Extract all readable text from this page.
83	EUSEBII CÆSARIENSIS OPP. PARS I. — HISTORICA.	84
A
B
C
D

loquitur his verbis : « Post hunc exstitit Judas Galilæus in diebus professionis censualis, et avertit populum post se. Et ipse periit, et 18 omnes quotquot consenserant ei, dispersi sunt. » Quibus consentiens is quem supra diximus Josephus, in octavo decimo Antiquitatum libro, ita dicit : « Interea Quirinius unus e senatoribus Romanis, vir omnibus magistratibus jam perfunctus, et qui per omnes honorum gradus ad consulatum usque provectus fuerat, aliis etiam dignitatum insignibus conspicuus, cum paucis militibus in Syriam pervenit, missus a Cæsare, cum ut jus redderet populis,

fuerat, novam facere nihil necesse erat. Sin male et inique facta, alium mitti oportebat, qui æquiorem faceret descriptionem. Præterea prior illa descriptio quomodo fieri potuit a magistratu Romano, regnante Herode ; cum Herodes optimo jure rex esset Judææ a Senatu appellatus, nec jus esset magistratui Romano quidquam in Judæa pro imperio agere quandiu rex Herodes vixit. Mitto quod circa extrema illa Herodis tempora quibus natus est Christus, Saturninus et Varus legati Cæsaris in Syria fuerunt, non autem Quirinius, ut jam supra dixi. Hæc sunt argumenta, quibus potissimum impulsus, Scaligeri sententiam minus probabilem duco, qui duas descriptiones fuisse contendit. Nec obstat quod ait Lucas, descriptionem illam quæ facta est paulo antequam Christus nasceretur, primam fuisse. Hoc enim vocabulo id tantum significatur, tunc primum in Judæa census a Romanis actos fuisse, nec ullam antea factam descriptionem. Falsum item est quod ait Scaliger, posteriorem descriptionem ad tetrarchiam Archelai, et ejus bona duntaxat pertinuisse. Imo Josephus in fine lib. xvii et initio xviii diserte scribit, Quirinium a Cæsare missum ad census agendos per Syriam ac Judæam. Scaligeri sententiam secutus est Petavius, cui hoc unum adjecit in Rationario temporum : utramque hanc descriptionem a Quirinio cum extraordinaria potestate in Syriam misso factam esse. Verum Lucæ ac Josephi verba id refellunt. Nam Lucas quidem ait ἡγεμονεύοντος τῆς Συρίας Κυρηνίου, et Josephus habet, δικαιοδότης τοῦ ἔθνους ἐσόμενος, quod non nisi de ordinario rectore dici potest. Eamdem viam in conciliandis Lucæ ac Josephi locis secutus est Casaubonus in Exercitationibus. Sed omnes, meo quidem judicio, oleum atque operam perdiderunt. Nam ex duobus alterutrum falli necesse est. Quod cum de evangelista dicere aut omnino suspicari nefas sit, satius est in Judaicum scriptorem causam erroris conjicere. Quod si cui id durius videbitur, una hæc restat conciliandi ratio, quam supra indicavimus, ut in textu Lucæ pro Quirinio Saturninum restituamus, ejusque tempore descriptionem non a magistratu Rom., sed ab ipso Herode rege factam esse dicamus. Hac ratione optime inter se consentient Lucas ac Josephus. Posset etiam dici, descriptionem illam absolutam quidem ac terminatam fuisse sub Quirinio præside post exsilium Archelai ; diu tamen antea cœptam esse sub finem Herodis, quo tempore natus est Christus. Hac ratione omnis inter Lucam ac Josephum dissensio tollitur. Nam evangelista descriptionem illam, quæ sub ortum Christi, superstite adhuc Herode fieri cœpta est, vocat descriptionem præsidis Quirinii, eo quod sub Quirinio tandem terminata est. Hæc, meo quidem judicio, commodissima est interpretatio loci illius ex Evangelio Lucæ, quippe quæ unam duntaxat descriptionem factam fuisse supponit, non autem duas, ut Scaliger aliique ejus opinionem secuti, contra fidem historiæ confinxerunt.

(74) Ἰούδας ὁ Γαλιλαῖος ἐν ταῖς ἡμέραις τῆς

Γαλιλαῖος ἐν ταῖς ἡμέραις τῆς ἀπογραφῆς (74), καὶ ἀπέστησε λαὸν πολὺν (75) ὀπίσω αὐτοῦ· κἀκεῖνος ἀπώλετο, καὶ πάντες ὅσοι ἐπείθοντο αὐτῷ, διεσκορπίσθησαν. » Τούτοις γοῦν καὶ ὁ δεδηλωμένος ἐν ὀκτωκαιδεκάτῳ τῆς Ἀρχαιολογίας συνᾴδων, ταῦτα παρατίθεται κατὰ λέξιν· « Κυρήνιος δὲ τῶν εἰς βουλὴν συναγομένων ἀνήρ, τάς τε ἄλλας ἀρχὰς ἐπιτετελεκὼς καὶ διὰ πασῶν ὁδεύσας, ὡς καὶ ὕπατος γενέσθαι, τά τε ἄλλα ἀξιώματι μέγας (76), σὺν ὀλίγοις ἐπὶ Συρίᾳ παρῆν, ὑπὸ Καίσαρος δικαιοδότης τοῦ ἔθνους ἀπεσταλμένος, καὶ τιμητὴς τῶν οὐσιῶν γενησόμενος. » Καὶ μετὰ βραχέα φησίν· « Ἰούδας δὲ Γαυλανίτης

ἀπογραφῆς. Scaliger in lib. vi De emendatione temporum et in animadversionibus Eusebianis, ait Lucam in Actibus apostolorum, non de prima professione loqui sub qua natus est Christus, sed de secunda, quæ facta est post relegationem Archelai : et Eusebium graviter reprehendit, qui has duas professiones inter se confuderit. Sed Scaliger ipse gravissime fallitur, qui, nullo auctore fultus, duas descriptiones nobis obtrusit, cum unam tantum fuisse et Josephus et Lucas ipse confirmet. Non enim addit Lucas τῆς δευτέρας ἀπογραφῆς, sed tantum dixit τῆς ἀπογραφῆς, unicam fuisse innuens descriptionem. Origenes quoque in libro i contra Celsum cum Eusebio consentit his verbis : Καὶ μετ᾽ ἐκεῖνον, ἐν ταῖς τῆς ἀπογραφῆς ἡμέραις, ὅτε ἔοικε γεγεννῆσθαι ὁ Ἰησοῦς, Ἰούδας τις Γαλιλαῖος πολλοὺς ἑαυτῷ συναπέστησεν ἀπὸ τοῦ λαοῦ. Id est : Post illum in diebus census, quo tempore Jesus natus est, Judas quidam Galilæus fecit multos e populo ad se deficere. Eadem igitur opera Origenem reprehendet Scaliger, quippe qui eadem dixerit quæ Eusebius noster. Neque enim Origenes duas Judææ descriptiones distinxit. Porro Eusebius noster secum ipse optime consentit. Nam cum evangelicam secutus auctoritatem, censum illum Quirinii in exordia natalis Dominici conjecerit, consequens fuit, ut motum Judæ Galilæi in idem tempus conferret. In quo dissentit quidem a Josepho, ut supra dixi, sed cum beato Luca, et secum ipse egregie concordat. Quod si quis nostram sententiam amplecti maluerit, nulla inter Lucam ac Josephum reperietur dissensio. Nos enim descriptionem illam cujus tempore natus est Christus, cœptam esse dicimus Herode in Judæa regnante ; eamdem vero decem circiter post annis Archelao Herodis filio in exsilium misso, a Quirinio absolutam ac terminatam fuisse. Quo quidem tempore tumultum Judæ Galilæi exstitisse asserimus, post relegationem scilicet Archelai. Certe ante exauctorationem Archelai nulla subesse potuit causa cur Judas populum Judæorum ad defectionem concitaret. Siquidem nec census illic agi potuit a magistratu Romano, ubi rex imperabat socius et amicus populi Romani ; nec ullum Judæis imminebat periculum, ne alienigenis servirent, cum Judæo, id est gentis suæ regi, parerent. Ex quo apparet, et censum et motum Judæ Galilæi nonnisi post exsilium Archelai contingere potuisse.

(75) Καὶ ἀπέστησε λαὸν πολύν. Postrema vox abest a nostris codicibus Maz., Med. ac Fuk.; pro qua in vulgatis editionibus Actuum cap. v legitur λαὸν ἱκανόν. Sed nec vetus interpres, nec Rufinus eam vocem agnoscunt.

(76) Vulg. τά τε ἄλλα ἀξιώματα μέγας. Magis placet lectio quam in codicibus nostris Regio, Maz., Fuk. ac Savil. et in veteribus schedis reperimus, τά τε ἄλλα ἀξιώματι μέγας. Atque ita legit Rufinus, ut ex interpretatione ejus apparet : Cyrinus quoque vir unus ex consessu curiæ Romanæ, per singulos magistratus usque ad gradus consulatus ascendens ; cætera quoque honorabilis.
#####
# [YOUR GOAL]
Determine, please, how many lines hold "nostris" in the records, and give that number by itself.

# [EXERCISE OUTPUT]
2